Stated exercise :: Extract the listing below in full, unchanged.

[A block of data]
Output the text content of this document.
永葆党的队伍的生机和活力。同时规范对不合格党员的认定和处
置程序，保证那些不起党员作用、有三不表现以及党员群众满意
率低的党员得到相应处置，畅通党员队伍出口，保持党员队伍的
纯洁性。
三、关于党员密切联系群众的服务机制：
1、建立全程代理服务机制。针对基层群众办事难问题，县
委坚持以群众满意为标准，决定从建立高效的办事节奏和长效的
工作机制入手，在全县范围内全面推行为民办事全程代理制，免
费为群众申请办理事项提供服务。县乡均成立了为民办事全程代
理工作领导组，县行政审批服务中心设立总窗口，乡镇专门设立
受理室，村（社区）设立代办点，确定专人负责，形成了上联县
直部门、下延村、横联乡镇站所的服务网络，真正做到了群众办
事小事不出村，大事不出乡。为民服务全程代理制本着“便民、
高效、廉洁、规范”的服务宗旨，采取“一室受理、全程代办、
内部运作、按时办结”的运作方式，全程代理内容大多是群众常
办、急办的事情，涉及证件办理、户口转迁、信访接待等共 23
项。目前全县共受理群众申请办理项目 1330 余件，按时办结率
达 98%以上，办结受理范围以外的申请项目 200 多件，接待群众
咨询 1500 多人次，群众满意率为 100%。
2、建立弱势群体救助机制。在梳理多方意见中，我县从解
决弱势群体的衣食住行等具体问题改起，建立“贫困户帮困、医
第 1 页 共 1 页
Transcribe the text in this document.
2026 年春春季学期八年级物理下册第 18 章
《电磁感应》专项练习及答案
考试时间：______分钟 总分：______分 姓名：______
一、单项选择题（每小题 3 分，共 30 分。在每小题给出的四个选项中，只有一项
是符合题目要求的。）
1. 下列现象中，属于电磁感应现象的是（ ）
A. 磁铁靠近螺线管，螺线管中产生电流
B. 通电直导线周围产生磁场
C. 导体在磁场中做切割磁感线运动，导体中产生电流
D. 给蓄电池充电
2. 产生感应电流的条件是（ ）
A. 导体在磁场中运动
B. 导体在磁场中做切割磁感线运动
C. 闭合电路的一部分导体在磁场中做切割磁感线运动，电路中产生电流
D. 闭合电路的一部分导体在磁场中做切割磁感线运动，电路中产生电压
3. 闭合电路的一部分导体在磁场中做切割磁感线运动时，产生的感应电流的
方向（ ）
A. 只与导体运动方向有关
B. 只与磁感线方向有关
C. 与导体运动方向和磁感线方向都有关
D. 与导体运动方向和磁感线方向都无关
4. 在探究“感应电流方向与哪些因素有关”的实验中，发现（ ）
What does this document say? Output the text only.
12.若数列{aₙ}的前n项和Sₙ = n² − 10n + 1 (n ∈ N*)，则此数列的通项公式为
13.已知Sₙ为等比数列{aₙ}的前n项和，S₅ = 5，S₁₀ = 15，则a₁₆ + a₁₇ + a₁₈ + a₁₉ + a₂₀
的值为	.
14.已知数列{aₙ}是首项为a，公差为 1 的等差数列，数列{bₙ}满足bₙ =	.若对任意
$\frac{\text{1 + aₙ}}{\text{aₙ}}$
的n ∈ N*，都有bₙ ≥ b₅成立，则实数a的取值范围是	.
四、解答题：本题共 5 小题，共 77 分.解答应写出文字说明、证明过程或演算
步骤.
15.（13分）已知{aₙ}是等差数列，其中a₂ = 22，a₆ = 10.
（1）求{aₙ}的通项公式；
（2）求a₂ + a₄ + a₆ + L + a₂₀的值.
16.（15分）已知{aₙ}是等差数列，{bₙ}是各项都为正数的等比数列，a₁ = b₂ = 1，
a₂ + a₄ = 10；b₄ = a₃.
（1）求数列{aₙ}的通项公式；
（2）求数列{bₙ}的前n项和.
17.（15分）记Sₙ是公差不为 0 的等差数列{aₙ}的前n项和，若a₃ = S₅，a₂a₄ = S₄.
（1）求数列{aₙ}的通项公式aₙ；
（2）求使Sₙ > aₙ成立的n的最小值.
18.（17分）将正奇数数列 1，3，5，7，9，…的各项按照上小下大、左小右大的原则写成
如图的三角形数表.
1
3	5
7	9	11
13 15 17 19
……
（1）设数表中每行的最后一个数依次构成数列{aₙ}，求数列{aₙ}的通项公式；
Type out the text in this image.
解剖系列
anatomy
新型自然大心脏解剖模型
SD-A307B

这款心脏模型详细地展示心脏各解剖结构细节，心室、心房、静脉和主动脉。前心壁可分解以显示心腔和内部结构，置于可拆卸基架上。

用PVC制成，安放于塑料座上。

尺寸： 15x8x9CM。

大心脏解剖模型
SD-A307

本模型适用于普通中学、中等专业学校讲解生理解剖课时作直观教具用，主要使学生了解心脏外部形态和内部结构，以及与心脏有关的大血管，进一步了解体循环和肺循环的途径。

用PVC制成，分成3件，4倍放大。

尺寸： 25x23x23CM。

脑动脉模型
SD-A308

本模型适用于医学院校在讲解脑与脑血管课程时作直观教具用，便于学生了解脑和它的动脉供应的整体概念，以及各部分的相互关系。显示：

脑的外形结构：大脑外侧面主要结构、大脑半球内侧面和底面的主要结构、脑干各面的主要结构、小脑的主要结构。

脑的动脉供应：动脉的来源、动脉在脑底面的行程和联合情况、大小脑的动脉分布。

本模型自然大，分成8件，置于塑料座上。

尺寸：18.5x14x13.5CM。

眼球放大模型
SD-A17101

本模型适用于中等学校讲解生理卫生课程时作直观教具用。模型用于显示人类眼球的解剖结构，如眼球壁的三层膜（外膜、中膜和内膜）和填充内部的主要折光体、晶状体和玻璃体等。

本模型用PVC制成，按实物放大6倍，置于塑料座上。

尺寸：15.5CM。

Reply ::
Output the text content of this document.
永葆党的队伍的生机和活力。同时规范对不合格党员的认定和处
置程序，保证那些不起党员作用、有三不表现以及党员群众满意
率低的党员得到相应处置，畅通党员队伍出口，保持党员队伍的
纯洁性。
三、关于党员密切联系群众的服务机制：
1、建立全程代理服务机制。针对基层群众办事难问题，县
委坚持以群众满意为标准，决定从建立高效的办事节奏和长效的
工作机制入手，在全县范围内全面推行为民办事全程代理制，免
费为群众申请办理事项提供服务。县乡均成立了为民办事全程代
理工作领导组，县行政审批服务中心设立总窗口，乡镇专门设立
受理室，村（社区）设立代办点，确定专人负责，形成了上联县
直部门、下延村、横联乡镇站所的服务网络，真正做到了群众办
事小事不出村，大事不出乡。为民服务全程代理制本着“便民、
高效、廉洁、规范”的服务宗旨，采取“一室受理、全程代办、
内部运作、按时办结”的运作方式，全程代理内容大多是群众常
办、急办的事情，涉及证件办理、户口转迁、信访接待等共 23
项。目前全县共受理群众申请办理项目 1330 余件，按时办结率
达 98%以上，办结受理范围以外的申请项目 200 多件，接待群众
咨询 1500 多人次，群众满意率为 100%。
2、建立弱势群体救助机制。在梳理多方意见中，我县从解
决弱势群体的衣食住行等具体问题改起，建立“贫困户帮困、医
第 1 页 共 1 页
Transcribe the text in this document.
2026 年春春季学期八年级物理下册第 18 章
《电磁感应》专项练习及答案
考试时间：______分钟 总分：______分 姓名：______
一、单项选择题（每小题 3 分，共 30 分。在每小题给出的四个选项中，只有一项
是符合题目要求的。）
1. 下列现象中，属于电磁感应现象的是（ ）
A. 磁铁靠近螺线管，螺线管中产生电流
B. 通电直导线周围产生磁场
C. 导体在磁场中做切割磁感线运动，导体中产生电流
D. 给蓄电池充电
2. 产生感应电流的条件是（ ）
A. 导体在磁场中运动
B. 导体在磁场中做切割磁感线运动
C. 闭合电路的一部分导体在磁场中做切割磁感线运动，电路中产生电流
D. 闭合电路的一部分导体在磁场中做切割磁感线运动，电路中产生电压
3. 闭合电路的一部分导体在磁场中做切割磁感线运动时，产生的感应电流的
方向（ ）
A. 只与导体运动方向有关
B. 只与磁感线方向有关
C. 与导体运动方向和磁感线方向都有关
D. 与导体运动方向和磁感线方向都无关
4. 在探究“感应电流方向与哪些因素有关”的实验中，发现（ ）
What does this document say? Output the text only.
12.若数列{aₙ}的前n项和Sₙ = n² − 10n + 1 (n ∈ N*)，则此数列的通项公式为
13.已知Sₙ为等比数列{aₙ}的前n项和，S₅ = 5，S₁₀ = 15，则a₁₆ + a₁₇ + a₁₈ + a₁₉ + a₂₀
的值为	.
14.已知数列{aₙ}是首项为a，公差为 1 的等差数列，数列{bₙ}满足bₙ =	.若对任意
$\frac{\text{1 + aₙ}}{\text{aₙ}}$
的n ∈ N*，都有bₙ ≥ b₅成立，则实数a的取值范围是	.
四、解答题：本题共 5 小题，共 77 分.解答应写出文字说明、证明过程或演算
步骤.
15.（13分）已知{aₙ}是等差数列，其中a₂ = 22，a₆ = 10.
（1）求{aₙ}的通项公式；
（2）求a₂ + a₄ + a₆ + L + a₂₀的值.
16.（15分）已知{aₙ}是等差数列，{bₙ}是各项都为正数的等比数列，a₁ = b₂ = 1，
a₂ + a₄ = 10；b₄ = a₃.
（1）求数列{aₙ}的通项公式；
（2）求数列{bₙ}的前n项和.
17.（15分）记Sₙ是公差不为 0 的等差数列{aₙ}的前n项和，若a₃ = S₅，a₂a₄ = S₄.
（1）求数列{aₙ}的通项公式aₙ；
（2）求使Sₙ > aₙ成立的n的最小值.
18.（17分）将正奇数数列 1，3，5，7，9，…的各项按照上小下大、左小右大的原则写成
如图的三角形数表.
1
3	5
7	9	11
13 15 17 19
……
（1）设数表中每行的最后一个数依次构成数列{aₙ}，求数列{aₙ}的通项公式；
Type out the text in this image.
解剖系列
anatomy
新型自然大心脏解剖模型
SD-A307B

这款心脏模型详细地展示心脏各解剖结构细节，心室、心房、静脉和主动脉。前心壁可分解以显示心腔和内部结构，置于可拆卸基架上。

用PVC制成，安放于塑料座上。

尺寸： 15x8x9CM。

大心脏解剖模型
SD-A307

本模型适用于普通中学、中等专业学校讲解生理解剖课时作直观教具用，主要使学生了解心脏外部形态和内部结构，以及与心脏有关的大血管，进一步了解体循环和肺循环的途径。

用PVC制成，分成3件，4倍放大。

尺寸： 25x23x23CM。

脑动脉模型
SD-A308

本模型适用于医学院校在讲解脑与脑血管课程时作直观教具用，便于学生了解脑和它的动脉供应的整体概念，以及各部分的相互关系。显示：

脑的外形结构：大脑外侧面主要结构、大脑半球内侧面和底面的主要结构、脑干各面的主要结构、小脑的主要结构。

脑的动脉供应：动脉的来源、动脉在脑底面的行程和联合情况、大小脑的动脉分布。

本模型自然大，分成8件，置于塑料座上。

尺寸：18.5x14x13.5CM。

眼球放大模型
SD-A17101

本模型适用于中等学校讲解生理卫生课程时作直观教具用。模型用于显示人类眼球的解剖结构，如眼球壁的三层膜（外膜、中膜和内膜）和填充内部的主要折光体、晶状体和玻璃体等。

本模型用PVC制成，按实物放大6倍，置于塑料座上。

尺寸：15.5CM。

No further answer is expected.